**Data records:**
___

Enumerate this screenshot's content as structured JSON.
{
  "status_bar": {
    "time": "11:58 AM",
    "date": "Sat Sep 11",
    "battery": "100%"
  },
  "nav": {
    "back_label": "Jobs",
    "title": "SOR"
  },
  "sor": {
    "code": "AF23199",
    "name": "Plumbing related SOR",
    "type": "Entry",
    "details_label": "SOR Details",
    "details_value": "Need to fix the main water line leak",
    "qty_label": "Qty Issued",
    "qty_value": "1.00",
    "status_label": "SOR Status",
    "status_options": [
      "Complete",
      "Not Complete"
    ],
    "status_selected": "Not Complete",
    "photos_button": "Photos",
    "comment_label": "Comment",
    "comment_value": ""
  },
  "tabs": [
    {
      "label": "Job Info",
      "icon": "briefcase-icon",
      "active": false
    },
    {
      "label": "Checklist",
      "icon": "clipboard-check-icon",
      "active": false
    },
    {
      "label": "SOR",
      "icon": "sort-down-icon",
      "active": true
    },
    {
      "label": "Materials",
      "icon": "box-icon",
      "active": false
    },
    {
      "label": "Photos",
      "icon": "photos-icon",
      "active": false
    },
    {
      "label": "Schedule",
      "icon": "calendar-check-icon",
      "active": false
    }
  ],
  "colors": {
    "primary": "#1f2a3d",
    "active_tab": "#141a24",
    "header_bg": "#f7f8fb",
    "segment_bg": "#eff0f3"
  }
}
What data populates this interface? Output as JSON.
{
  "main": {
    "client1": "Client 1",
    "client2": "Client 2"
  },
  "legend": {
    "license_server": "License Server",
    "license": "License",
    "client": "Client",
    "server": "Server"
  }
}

___

**TASK:**
Check each line of the records above for the string "JSON", and report every line that has it.

**WORKED SOLUTION:**
Enumerate this screenshot's content as structured JSON.
What data populates this interface? Output as JSON.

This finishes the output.